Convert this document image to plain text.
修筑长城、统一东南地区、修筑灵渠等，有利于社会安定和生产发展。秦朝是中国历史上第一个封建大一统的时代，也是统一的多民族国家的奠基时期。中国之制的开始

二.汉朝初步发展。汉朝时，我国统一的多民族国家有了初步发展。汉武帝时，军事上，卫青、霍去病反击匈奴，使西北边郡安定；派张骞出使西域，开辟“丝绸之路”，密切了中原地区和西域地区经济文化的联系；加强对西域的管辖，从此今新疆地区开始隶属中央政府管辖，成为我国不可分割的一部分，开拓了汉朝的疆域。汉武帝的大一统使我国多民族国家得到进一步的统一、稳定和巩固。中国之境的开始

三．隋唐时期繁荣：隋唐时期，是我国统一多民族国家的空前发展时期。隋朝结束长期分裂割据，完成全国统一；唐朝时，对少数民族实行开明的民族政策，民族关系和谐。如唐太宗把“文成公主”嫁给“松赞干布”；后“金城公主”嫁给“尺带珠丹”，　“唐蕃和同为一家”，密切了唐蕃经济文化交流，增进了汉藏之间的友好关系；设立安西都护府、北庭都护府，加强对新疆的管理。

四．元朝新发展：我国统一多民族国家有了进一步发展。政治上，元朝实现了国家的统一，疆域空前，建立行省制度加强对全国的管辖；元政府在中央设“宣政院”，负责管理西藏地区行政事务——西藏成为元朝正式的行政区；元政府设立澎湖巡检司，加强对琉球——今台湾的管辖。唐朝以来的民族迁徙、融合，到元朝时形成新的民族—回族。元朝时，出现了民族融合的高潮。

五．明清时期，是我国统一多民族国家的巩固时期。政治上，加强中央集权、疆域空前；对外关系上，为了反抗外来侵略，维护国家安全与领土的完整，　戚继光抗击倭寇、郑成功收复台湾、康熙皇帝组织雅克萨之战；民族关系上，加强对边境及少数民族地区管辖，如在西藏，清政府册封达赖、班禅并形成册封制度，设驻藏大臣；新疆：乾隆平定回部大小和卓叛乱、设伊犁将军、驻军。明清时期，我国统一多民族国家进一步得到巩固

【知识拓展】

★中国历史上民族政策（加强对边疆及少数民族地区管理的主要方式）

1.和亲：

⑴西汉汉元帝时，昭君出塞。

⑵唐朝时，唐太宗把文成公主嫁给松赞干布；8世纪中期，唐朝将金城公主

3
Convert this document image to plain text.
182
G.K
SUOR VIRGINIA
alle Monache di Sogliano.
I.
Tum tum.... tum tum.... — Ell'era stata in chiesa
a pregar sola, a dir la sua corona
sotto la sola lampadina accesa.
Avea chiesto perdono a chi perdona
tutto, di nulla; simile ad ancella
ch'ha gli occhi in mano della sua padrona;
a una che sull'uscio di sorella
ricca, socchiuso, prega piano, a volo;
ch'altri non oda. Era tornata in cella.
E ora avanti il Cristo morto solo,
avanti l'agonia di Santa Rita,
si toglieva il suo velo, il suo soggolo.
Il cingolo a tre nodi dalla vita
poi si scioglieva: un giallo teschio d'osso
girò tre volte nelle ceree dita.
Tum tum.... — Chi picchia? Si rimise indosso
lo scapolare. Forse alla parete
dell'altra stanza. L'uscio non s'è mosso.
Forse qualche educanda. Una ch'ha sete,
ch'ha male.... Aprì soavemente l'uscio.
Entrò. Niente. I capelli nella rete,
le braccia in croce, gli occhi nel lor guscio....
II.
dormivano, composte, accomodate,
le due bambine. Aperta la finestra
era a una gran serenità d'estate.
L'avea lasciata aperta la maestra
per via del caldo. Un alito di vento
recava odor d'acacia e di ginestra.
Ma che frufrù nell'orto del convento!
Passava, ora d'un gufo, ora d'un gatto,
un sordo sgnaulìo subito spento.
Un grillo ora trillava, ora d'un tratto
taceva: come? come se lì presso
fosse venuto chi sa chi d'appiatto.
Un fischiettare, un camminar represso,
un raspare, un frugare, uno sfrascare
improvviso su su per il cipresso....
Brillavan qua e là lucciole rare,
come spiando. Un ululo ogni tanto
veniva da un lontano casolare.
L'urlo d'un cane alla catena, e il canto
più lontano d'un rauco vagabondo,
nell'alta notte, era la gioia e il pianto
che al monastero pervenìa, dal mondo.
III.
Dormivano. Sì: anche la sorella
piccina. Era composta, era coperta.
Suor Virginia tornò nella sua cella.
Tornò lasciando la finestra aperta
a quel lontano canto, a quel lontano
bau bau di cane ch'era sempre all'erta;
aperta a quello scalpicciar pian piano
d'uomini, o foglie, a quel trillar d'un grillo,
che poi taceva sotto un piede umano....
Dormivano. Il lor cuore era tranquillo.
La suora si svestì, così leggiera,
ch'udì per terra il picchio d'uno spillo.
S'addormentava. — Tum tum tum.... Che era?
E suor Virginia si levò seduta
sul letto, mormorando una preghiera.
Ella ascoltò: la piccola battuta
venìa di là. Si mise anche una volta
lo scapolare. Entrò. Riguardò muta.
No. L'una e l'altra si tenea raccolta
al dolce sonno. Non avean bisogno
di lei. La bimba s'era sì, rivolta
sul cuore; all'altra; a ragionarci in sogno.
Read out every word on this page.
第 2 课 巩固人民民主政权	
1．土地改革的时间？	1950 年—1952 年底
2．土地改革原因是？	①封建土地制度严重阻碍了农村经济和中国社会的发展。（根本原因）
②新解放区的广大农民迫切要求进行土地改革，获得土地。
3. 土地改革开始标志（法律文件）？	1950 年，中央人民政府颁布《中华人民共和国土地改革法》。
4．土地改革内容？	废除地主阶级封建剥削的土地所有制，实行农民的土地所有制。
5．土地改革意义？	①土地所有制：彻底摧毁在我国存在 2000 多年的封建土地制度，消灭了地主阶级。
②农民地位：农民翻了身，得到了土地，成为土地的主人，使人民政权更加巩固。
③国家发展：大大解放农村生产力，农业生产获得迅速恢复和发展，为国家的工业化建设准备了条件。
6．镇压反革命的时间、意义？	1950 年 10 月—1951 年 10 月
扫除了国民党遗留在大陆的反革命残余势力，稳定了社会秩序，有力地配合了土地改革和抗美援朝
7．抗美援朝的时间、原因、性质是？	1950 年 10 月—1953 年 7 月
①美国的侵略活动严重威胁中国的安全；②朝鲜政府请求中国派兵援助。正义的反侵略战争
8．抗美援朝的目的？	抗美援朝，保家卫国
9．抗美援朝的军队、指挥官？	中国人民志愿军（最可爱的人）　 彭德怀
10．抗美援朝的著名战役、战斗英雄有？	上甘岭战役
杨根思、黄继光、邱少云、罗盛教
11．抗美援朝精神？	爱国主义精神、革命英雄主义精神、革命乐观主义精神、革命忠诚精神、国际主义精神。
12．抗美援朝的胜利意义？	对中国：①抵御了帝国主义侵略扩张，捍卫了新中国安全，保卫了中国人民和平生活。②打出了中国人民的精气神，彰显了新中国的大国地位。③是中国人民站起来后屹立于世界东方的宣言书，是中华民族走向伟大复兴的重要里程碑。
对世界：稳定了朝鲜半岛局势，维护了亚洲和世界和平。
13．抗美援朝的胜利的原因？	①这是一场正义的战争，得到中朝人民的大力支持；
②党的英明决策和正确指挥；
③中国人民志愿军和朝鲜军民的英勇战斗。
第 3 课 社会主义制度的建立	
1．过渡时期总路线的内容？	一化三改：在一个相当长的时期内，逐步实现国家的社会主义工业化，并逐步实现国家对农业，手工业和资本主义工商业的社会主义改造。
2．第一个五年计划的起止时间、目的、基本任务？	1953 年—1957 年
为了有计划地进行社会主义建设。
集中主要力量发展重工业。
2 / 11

======

What is required
Each line of the material above needs to be quoted exactly, please.

Answer below
Convert this document image to plain text.
修筑长城、统一东南地区、修筑灵渠等，有利于社会安定和生产发展。秦朝是中国历史上第一个封建大一统的时代，也是统一的多民族国家的奠基时期。中国之制的开始

二.汉朝初步发展。汉朝时，我国统一的多民族国家有了初步发展。汉武帝时，军事上，卫青、霍去病反击匈奴，使西北边郡安定；派张骞出使西域，开辟“丝绸之路”，密切了中原地区和西域地区经济文化的联系；加强对西域的管辖，从此今新疆地区开始隶属中央政府管辖，成为我国不可分割的一部分，开拓了汉朝的疆域。汉武帝的大一统使我国多民族国家得到进一步的统一、稳定和巩固。中国之境的开始

三．隋唐时期繁荣：隋唐时期，是我国统一多民族国家的空前发展时期。隋朝结束长期分裂割据，完成全国统一；唐朝时，对少数民族实行开明的民族政策，民族关系和谐。如唐太宗把“文成公主”嫁给“松赞干布”；后“金城公主”嫁给“尺带珠丹”，　“唐蕃和同为一家”，密切了唐蕃经济文化交流，增进了汉藏之间的友好关系；设立安西都护府、北庭都护府，加强对新疆的管理。

四．元朝新发展：我国统一多民族国家有了进一步发展。政治上，元朝实现了国家的统一，疆域空前，建立行省制度加强对全国的管辖；元政府在中央设“宣政院”，负责管理西藏地区行政事务——西藏成为元朝正式的行政区；元政府设立澎湖巡检司，加强对琉球——今台湾的管辖。唐朝以来的民族迁徙、融合，到元朝时形成新的民族—回族。元朝时，出现了民族融合的高潮。

五．明清时期，是我国统一多民族国家的巩固时期。政治上，加强中央集权、疆域空前；对外关系上，为了反抗外来侵略，维护国家安全与领土的完整，　戚继光抗击倭寇、郑成功收复台湾、康熙皇帝组织雅克萨之战；民族关系上，加强对边境及少数民族地区管辖，如在西藏，清政府册封达赖、班禅并形成册封制度，设驻藏大臣；新疆：乾隆平定回部大小和卓叛乱、设伊犁将军、驻军。明清时期，我国统一多民族国家进一步得到巩固

【知识拓展】

★中国历史上民族政策（加强对边疆及少数民族地区管理的主要方式）

1.和亲：

⑴西汉汉元帝时，昭君出塞。

⑵唐朝时，唐太宗把文成公主嫁给松赞干布；8世纪中期，唐朝将金城公主

3
Convert this document image to plain text.
182
G.K
SUOR VIRGINIA
alle Monache di Sogliano.
I.
Tum tum.... tum tum.... — Ell'era stata in chiesa
a pregar sola, a dir la sua corona
sotto la sola lampadina accesa.
Avea chiesto perdono a chi perdona
tutto, di nulla; simile ad ancella
ch'ha gli occhi in mano della sua padrona;
a una che sull'uscio di sorella
ricca, socchiuso, prega piano, a volo;
ch'altri non oda. Era tornata in cella.
E ora avanti il Cristo morto solo,
avanti l'agonia di Santa Rita,
si toglieva il suo velo, il suo soggolo.
Il cingolo a tre nodi dalla vita
poi si scioglieva: un giallo teschio d'osso
girò tre volte nelle ceree dita.
Tum tum.... — Chi picchia? Si rimise indosso
lo scapolare. Forse alla parete
dell'altra stanza. L'uscio non s'è mosso.
Forse qualche educanda. Una ch'ha sete,
ch'ha male.... Aprì soavemente l'uscio.
Entrò. Niente. I capelli nella rete,
le braccia in croce, gli occhi nel lor guscio....
II.
dormivano, composte, accomodate,
le due bambine. Aperta la finestra
era a una gran serenità d'estate.
L'avea lasciata aperta la maestra
per via del caldo. Un alito di vento
recava odor d'acacia e di ginestra.
Ma che frufrù nell'orto del convento!
Passava, ora d'un gufo, ora d'un gatto,
un sordo sgnaulìo subito spento.
Un grillo ora trillava, ora d'un tratto
taceva: come? come se lì presso
fosse venuto chi sa chi d'appiatto.
Un fischiettare, un camminar represso,
un raspare, un frugare, uno sfrascare
improvviso su su per il cipresso....
Brillavan qua e là lucciole rare,
come spiando. Un ululo ogni tanto
veniva da un lontano casolare.
L'urlo d'un cane alla catena, e il canto
più lontano d'un rauco vagabondo,
nell'alta notte, era la gioia e il pianto
che al monastero pervenìa, dal mondo.
III.
Dormivano. Sì: anche la sorella
piccina. Era composta, era coperta.
Suor Virginia tornò nella sua cella.
Tornò lasciando la finestra aperta
a quel lontano canto, a quel lontano
bau bau di cane ch'era sempre all'erta;
aperta a quello scalpicciar pian piano
d'uomini, o foglie, a quel trillar d'un grillo,
che poi taceva sotto un piede umano....
Dormivano. Il lor cuore era tranquillo.
La suora si svestì, così leggiera,
ch'udì per terra il picchio d'uno spillo.
S'addormentava. — Tum tum tum.... Che era?
E suor Virginia si levò seduta
sul letto, mormorando una preghiera.
Ella ascoltò: la piccola battuta
venìa di là. Si mise anche una volta
lo scapolare. Entrò. Riguardò muta.
No. L'una e l'altra si tenea raccolta
al dolce sonno. Non avean bisogno
di lei. La bimba s'era sì, rivolta
sul cuore; all'altra; a ragionarci in sogno.
Read out every word on this page.
第 2 课 巩固人民民主政权	
1．土地改革的时间？	1950 年—1952 年底
2．土地改革原因是？	①封建土地制度严重阻碍了农村经济和中国社会的发展。（根本原因）
②新解放区的广大农民迫切要求进行土地改革，获得土地。
3. 土地改革开始标志（法律文件）？	1950 年，中央人民政府颁布《中华人民共和国土地改革法》。
4．土地改革内容？	废除地主阶级封建剥削的土地所有制，实行农民的土地所有制。
5．土地改革意义？	①土地所有制：彻底摧毁在我国存在 2000 多年的封建土地制度，消灭了地主阶级。
②农民地位：农民翻了身，得到了土地，成为土地的主人，使人民政权更加巩固。
③国家发展：大大解放农村生产力，农业生产获得迅速恢复和发展，为国家的工业化建设准备了条件。
6．镇压反革命的时间、意义？	1950 年 10 月—1951 年 10 月
扫除了国民党遗留在大陆的反革命残余势力，稳定了社会秩序，有力地配合了土地改革和抗美援朝
7．抗美援朝的时间、原因、性质是？	1950 年 10 月—1953 年 7 月
①美国的侵略活动严重威胁中国的安全；②朝鲜政府请求中国派兵援助。正义的反侵略战争
8．抗美援朝的目的？	抗美援朝，保家卫国
9．抗美援朝的军队、指挥官？	中国人民志愿军（最可爱的人）　 彭德怀
10．抗美援朝的著名战役、战斗英雄有？	上甘岭战役
杨根思、黄继光、邱少云、罗盛教
11．抗美援朝精神？	爱国主义精神、革命英雄主义精神、革命乐观主义精神、革命忠诚精神、国际主义精神。
12．抗美援朝的胜利意义？	对中国：①抵御了帝国主义侵略扩张，捍卫了新中国安全，保卫了中国人民和平生活。②打出了中国人民的精气神，彰显了新中国的大国地位。③是中国人民站起来后屹立于世界东方的宣言书，是中华民族走向伟大复兴的重要里程碑。
对世界：稳定了朝鲜半岛局势，维护了亚洲和世界和平。
13．抗美援朝的胜利的原因？	①这是一场正义的战争，得到中朝人民的大力支持；
②党的英明决策和正确指挥；
③中国人民志愿军和朝鲜军民的英勇战斗。
第 3 课 社会主义制度的建立	
1．过渡时期总路线的内容？	一化三改：在一个相当长的时期内，逐步实现国家的社会主义工业化，并逐步实现国家对农业，手工业和资本主义工商业的社会主义改造。
2．第一个五年计划的起止时间、目的、基本任务？	1953 年—1957 年
为了有计划地进行社会主义建设。
集中主要力量发展重工业。
2 / 11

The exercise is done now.